[BEGIN]

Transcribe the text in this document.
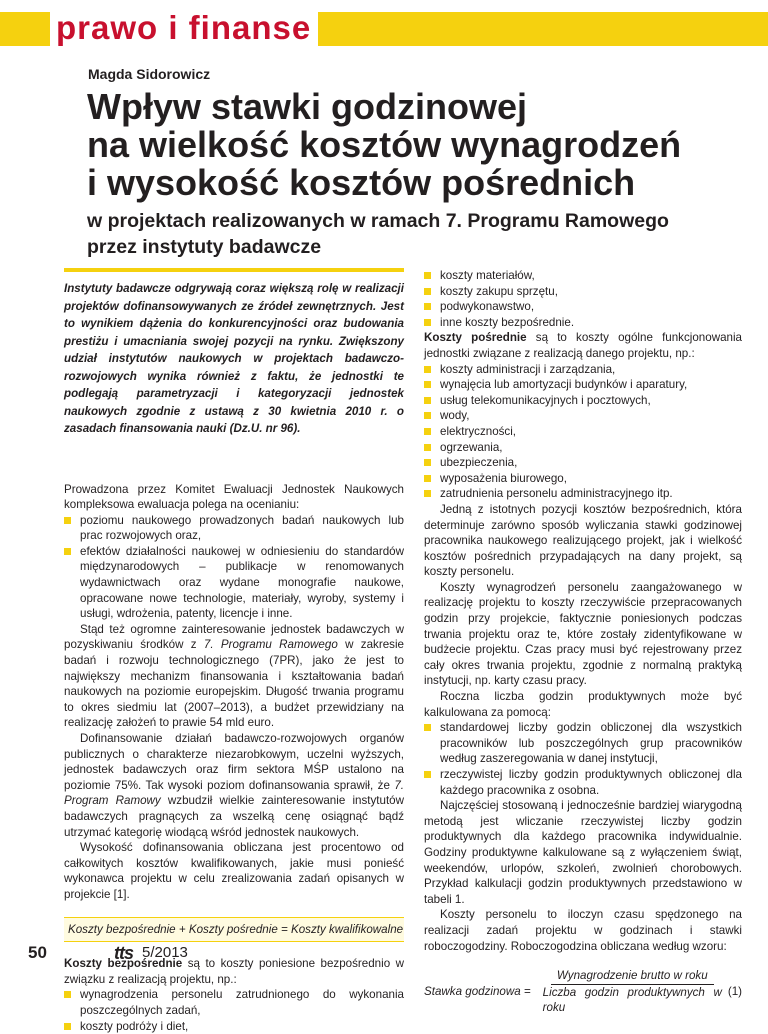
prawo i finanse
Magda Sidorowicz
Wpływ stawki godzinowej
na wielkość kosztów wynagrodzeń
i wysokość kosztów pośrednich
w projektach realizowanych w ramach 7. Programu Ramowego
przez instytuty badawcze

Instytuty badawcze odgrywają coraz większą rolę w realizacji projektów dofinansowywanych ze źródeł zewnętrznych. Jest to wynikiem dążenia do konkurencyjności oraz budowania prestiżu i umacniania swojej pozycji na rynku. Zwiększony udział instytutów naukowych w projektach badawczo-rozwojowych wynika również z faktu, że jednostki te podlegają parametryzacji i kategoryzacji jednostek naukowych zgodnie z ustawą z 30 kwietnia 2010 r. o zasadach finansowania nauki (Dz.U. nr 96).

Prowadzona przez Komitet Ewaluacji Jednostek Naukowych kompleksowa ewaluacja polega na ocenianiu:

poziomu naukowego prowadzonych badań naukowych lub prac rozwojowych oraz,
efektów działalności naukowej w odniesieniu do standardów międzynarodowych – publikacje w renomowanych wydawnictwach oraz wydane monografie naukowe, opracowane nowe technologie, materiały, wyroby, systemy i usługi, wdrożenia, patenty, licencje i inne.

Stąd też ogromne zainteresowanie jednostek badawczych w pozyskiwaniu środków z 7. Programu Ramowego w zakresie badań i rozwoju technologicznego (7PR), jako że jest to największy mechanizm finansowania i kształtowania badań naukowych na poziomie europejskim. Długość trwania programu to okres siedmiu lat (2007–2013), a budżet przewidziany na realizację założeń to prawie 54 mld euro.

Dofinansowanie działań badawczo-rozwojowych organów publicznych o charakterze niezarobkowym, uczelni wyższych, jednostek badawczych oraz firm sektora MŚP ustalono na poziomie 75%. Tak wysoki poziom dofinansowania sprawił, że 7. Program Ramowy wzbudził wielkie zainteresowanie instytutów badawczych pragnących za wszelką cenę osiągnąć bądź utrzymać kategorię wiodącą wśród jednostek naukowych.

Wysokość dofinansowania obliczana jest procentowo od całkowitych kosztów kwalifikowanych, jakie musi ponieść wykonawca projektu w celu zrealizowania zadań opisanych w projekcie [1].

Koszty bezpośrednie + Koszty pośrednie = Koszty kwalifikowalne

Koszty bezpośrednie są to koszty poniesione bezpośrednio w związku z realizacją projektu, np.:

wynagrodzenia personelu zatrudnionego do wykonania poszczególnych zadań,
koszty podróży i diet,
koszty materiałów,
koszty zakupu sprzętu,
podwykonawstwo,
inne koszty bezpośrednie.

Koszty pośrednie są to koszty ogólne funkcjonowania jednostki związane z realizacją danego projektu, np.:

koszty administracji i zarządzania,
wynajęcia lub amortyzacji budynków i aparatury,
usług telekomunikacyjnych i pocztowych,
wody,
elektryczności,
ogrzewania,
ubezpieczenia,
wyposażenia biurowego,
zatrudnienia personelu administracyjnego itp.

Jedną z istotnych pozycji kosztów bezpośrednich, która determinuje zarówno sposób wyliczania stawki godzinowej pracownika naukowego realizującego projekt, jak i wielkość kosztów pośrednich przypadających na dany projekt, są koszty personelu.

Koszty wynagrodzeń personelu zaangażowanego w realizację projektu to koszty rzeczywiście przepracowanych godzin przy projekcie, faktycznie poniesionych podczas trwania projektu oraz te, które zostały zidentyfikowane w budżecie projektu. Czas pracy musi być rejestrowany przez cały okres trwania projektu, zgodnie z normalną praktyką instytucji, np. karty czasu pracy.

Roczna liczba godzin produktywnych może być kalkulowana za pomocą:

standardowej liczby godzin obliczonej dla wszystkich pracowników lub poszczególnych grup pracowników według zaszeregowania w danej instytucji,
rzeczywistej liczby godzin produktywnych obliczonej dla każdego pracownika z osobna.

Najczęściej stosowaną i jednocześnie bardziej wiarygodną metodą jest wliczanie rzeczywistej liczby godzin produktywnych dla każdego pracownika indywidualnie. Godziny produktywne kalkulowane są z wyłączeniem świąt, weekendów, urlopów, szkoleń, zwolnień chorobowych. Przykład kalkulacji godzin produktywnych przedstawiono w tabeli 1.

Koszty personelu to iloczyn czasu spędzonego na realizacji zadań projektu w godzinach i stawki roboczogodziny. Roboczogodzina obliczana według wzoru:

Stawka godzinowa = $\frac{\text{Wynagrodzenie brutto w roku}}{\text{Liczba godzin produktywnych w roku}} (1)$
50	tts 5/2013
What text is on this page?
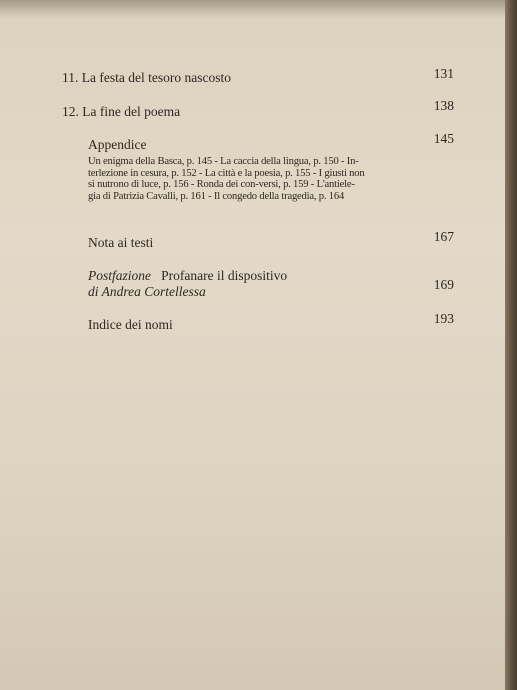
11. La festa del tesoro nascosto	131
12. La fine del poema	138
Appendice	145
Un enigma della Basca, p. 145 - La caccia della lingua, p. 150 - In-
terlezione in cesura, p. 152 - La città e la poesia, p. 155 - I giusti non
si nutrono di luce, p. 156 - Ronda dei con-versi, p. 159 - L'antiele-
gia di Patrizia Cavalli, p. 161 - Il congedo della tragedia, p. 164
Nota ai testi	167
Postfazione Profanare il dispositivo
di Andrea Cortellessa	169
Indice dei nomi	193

[END]
[BEGIN]

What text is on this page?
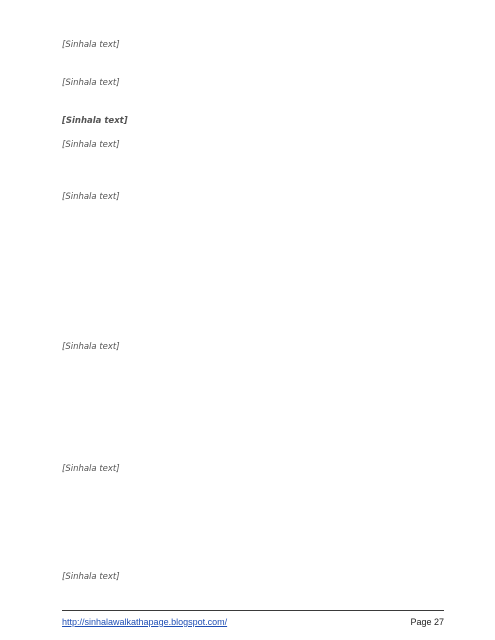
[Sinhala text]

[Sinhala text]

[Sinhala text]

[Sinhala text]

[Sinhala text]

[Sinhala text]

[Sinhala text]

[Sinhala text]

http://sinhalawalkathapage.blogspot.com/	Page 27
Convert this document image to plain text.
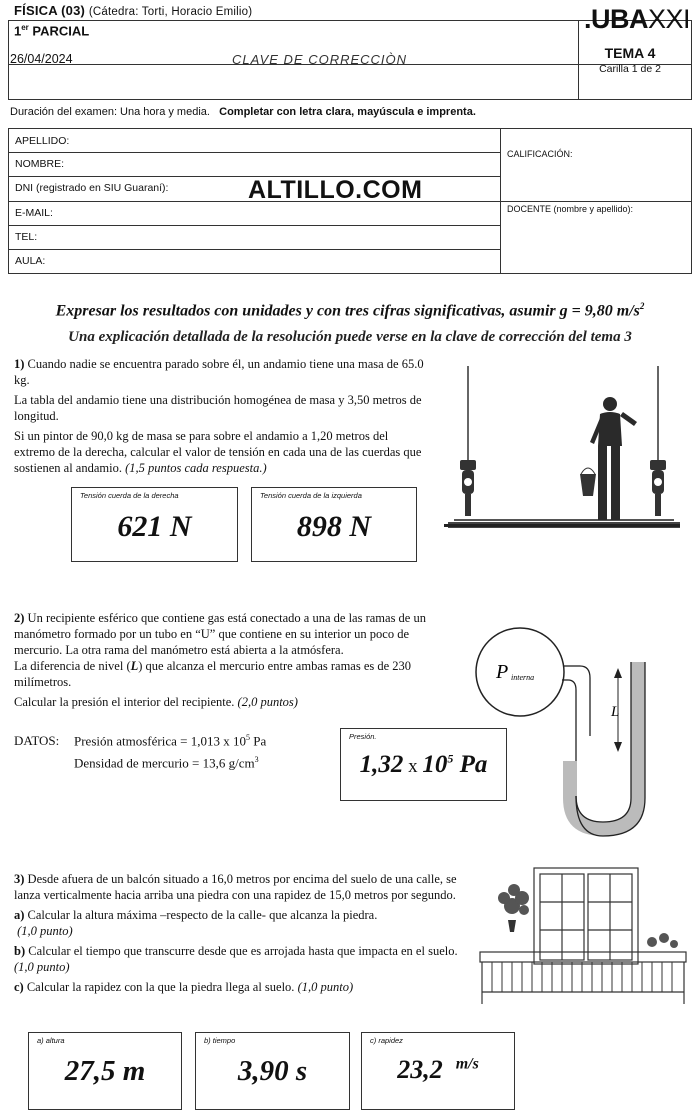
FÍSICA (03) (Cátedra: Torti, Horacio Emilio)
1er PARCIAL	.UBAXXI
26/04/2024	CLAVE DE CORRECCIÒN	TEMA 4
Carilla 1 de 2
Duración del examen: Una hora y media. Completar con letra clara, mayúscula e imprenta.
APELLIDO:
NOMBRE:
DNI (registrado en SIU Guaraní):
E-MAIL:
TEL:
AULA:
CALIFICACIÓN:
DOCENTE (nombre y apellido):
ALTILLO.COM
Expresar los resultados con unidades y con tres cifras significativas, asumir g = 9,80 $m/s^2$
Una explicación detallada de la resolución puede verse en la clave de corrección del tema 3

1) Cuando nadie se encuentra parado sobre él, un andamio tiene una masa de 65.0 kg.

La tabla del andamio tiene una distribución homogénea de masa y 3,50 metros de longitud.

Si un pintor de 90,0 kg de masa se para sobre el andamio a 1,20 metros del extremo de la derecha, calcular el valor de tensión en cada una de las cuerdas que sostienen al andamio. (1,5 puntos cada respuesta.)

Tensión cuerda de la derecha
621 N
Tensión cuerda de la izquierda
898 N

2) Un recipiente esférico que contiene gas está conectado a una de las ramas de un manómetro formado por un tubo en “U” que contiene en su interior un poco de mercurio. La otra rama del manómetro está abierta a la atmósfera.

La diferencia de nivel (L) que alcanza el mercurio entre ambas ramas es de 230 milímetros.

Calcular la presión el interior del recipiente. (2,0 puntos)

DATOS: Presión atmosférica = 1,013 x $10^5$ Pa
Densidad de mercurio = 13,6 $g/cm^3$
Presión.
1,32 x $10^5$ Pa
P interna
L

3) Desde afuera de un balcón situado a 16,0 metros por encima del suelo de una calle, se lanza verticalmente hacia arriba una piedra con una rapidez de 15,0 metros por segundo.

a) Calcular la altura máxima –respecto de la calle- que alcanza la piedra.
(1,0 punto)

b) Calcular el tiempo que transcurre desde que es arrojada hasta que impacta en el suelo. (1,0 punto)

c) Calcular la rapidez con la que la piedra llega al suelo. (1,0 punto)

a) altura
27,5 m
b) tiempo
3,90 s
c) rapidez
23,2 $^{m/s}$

[END]

Set task —
Find the lines containing "realizacji" and pull them out.

Response for this exercise —
Instytuty badawcze odgrywają coraz większą rolę w realizacji projektów dofinansowywanych ze źródeł zewnętrznych. Jest to wynikiem dążenia do konkurencyjności oraz budowania prestiżu i umacniania swojej pozycji na rynku. Zwiększony udział instytutów naukowych w projektach badawczo-rozwojowych wynika również z faktu, że jednostki te podlegają parametryzacji i kategoryzacji jednostek naukowych zgodnie z ustawą z 30 kwietnia 2010 r. o zasadach finansowania nauki (Dz.U. nr 96).
Koszty personelu to iloczyn czasu spędzonego na realizacji zadań projektu w godzinach i stawki roboczogodziny. Roboczogodzina obliczana według wzoru:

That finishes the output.